> GIVEN TEXT
* BEGIN *

# Gombert & Phinot made in the same ink if you like one u like the other?



## deprofundis (Apr 25, 2014)

Here my conclusion, here my verdict, beside personnal life , there something these two favor ,complexe double contrapuntic melody J.s Bach like to use so mutch ,according to me and Peter Philips (i.e Gombert Magnificat 1-8 two cd, 1-4 & 5-8 quite incredible stuff, quantum physic , rocket science teaching of Josquin Des pres( according to common knowledge he was a pupil of Josquin , but he carved up more complex work filled whit Bassus and Tenors something you would not seen often whit simple renaissance composer, because Gombert is not about simplicity, What about Dominique Phinot what is link to Gombertian polyphonics, well similar complex patern motettens , brilliant composer like Gombert, my arguments or based on Phinot's : Jeremiah's Lamentation and the fabuleous motet Ecce pulcer es listen for yourself and see what i seen, there music modus operandi are thee same, put your trust in deprofundis on this, i think i know my stuff by know , thee Franco-Flemish vocal dissonnnance never too mutch bass (too loud) yet filled whit it, how paradoxal?

Is Phinot a Gombertian classical composer in is approched to the music itself, lucid , incrediblely complex harmonic dissonant polyphony, not mutch sound like Nicolas Gombert Execpt... Dominique Phinot and perhaps i said perhaps Manchicourt or Vaet, the all adored or worship virgin mary, if im accurated..than these were my two cents, im listening to Gombert complete cycle of Magnificat and Dominique Phinot on Brabant Ensemble per se.Because im convinced im wright or on to something, perhaps Phinots is Gombert 2?

So dear Ladie's & Gentelmens, do i know my stuff, do i have credential in knowledge of thee franco-flemish species of 16 century renaissance?... do i ?

Im not trying to impress yah and do dolphins jumps here ,but proof to you something you perhaps forgets or think similars.. I connect the dots see, sometime im wrong sometime im burning close to reality, realism, music.

HHve a nice day folks ockay and please , specialist contributed, give me your impression of these two
are there music similar, why is it similar to my hear , i'm not some noobs of Franco-Flemish and im not flashy(du tappe a l'oeil), i m am just a man a simple man, a music nerd!.. and that about it folks.Did you drawn the same conclusions as me, concerning these two composer Phinot & Gombert different but so much in common music wise... it seem to my ears. Who think im brilliant here and who think im idiot here.. are drawn conclusion easely, whiteout motive.


:tiphat:


----------



## Mandryka (Feb 22, 2013)

Strangely enough I only came across Phinot last week, for the first time. I was exploring music by Sermisy and I found a song on that recording you have by The Brabant Ensemble. I haven't listened to it properly yet. 

Re Gombert magnificats, have you heard the recording from Stile Antico?


----------

* END *

> PROBLEMS TO WORK ON
A – Answer these about the forum thread, each on its own line:
(i) Which two Phinot works does the first post base its arguments on?
(ii) While exploring which composer's music did Mandryka come across Phinot?
(iii) Which recording of the Gombert magnificats does Mandryka ask about?
B – In the forum thread, begin at the words "Im not trying" and stop after "easely, whiteout motive.". Write that passage out again with "dolphins jumps" changed to "backflips".

> SUPPLIED DATA
* BEGIN *

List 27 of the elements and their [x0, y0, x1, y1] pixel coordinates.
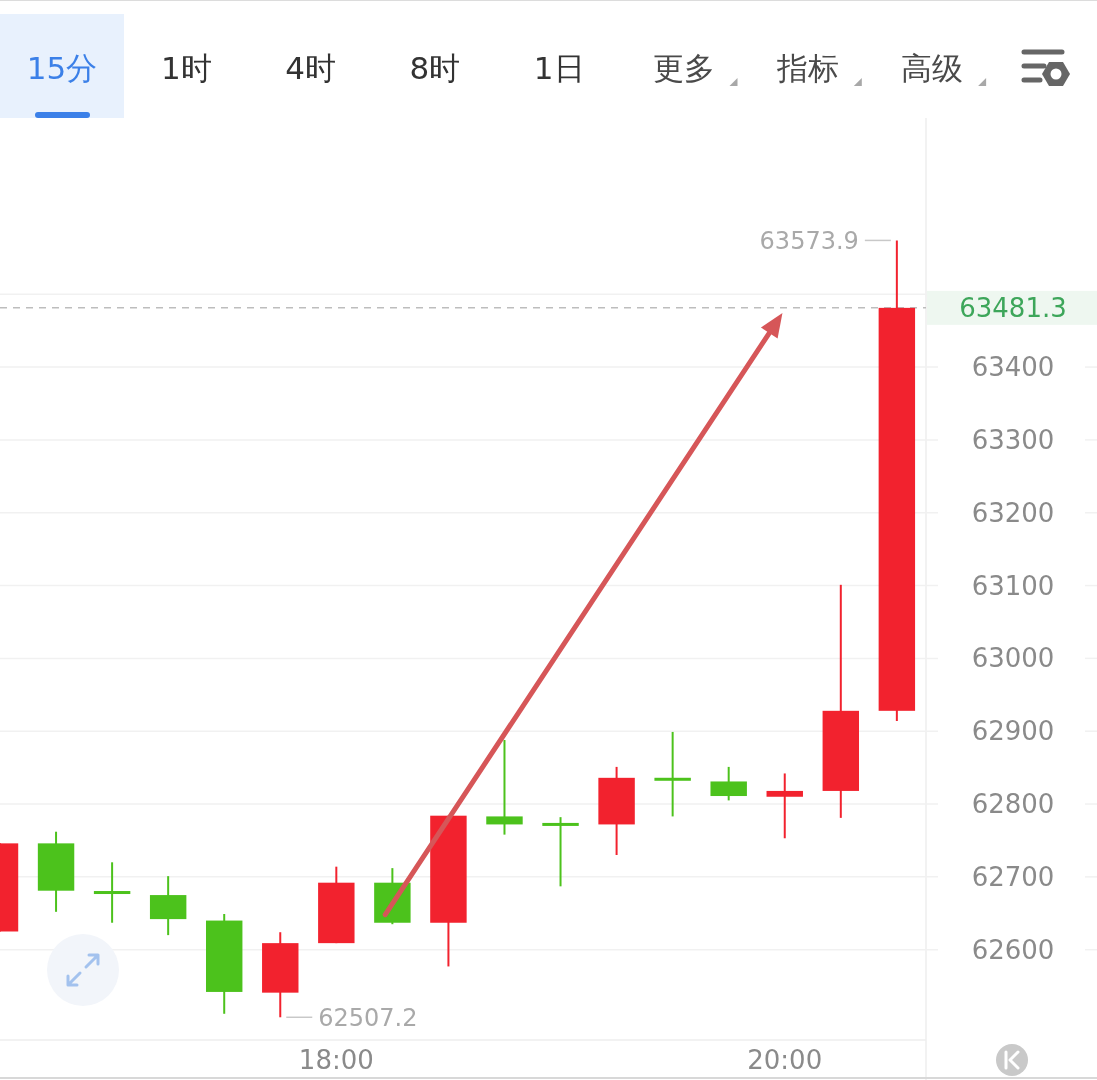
x-tick-label: 18:00 — [298, 1045, 374, 1076]
candlestick — [486, 738, 523, 836]
candlestick — [654, 730, 691, 818]
y-tick-label: 62600 — [971, 934, 1055, 965]
candlestick — [766, 772, 803, 840]
y-tick-label: 62700 — [971, 861, 1055, 892]
y-tick-label: 63100 — [971, 570, 1055, 601]
y-tick-label: 62800 — [971, 789, 1055, 820]
candlestick — [93, 861, 131, 924]
text: 8时 — [409, 49, 461, 86]
y-tick-label: 63000 — [971, 643, 1055, 674]
text: 4时 — [285, 49, 336, 86]
text: 更多 — [652, 49, 715, 86]
text: 1时 — [160, 49, 212, 86]
y-tick-label: 63200 — [971, 497, 1055, 528]
candlestick — [542, 816, 579, 888]
text: 15分 — [26, 49, 98, 86]
y-tick-label: 63400 — [971, 352, 1055, 383]
annotation: 63573.9 — [759, 226, 859, 255]
annotation: 62507.2 — [318, 1003, 418, 1032]
y-tick-label: 62900 — [971, 716, 1055, 747]
x-tick-label: 20:00 — [747, 1045, 823, 1076]
text: 指标 — [775, 49, 839, 86]
y-tick-label: 63300 — [971, 425, 1055, 455]
text: 高级 — [901, 49, 964, 86]
text: 1日 — [533, 49, 585, 86]
ref-line-label: 63481.3 — [959, 292, 1067, 323]
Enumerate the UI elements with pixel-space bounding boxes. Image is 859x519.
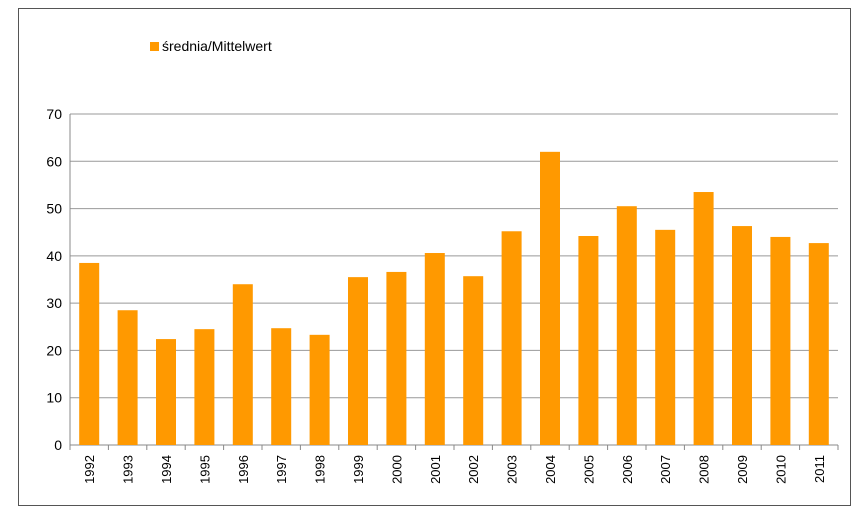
x-tick-label: 2008 [697, 455, 712, 484]
bar [808, 243, 829, 445]
bar [578, 235, 599, 445]
bar [271, 328, 292, 445]
y-tick-label: 0 [54, 437, 62, 453]
x-tick-label: 1999 [351, 455, 366, 484]
y-tick-label: 40 [46, 248, 62, 264]
y-tick-label: 50 [46, 201, 62, 217]
bar [655, 229, 676, 445]
y-tick-label: 60 [46, 153, 62, 169]
x-tick-label: 2004 [543, 455, 558, 484]
x-tick-label: 1994 [159, 455, 174, 484]
bar [424, 253, 445, 445]
x-tick-label: 1992 [82, 455, 97, 484]
legend-swatch [150, 42, 159, 51]
x-tick-label: 2001 [428, 455, 443, 484]
x-tick-label: 1995 [197, 455, 212, 484]
bar [194, 329, 215, 445]
x-tick-label: 2002 [466, 455, 481, 484]
bar [501, 231, 522, 445]
bar [463, 276, 484, 445]
y-tick-label: 70 [46, 106, 62, 122]
x-tick-label: 1996 [236, 455, 251, 484]
bar [693, 192, 714, 445]
bar [616, 206, 637, 445]
y-tick-label: 20 [46, 342, 62, 358]
x-tick-label: 2003 [505, 455, 520, 484]
x-tick-label: 1993 [121, 455, 136, 484]
bar [309, 334, 330, 445]
bar [232, 284, 253, 445]
bar [386, 271, 407, 445]
y-tick-label: 10 [46, 390, 62, 406]
x-tick-label: 2009 [735, 455, 750, 484]
x-tick-label: 2006 [620, 455, 635, 484]
bar [117, 310, 138, 445]
x-tick-label: 1998 [313, 455, 328, 484]
bar [348, 277, 368, 445]
x-tick-label: 2010 [773, 455, 788, 484]
x-tick-label: 2011 [812, 455, 827, 483]
bar [540, 151, 560, 446]
x-tick-label: 2005 [581, 455, 596, 484]
bar [156, 339, 176, 445]
y-tick-label: 30 [46, 295, 62, 311]
x-tick-label: 2007 [658, 455, 673, 484]
legend-label: średnia/Mittelwert [162, 38, 272, 54]
x-tick-label: 1997 [274, 455, 289, 484]
bar [79, 262, 100, 445]
x-tick-label: 2000 [389, 455, 404, 484]
bar [770, 236, 791, 445]
bar [732, 226, 752, 445]
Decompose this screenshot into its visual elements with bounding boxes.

* END *

> SOLUTIONS TO THE EXERCISE
A –
(i) Jeremiah's Lamentation and the motet Ecce pulcer es
(ii) Sermisy
(iii) The recording from Stile Antico

B –
Im not trying to impress yah and do backflips here ,but proof to you something you perhaps forgets or think similars.. I connect the dots see, sometime im wrong sometime im burning close to reality, realism, music.

HHve a nice day folks ockay and please , specialist contributed, give me your impression of these two
are there music similar, why is it similar to my hear , i'm not some noobs of Franco-Flemish and im not flashy(du tappe a l'oeil), i m am just a man a simple man, a music nerd!.. and that about it folks.Did you drawn the same conclusions as me, concerning these two composer Phinot & Gombert different but so much in common music wise... it seem to my ears. Who think im brilliant here and who think im idiot here.. are drawn conclusion easely, whiteout motive.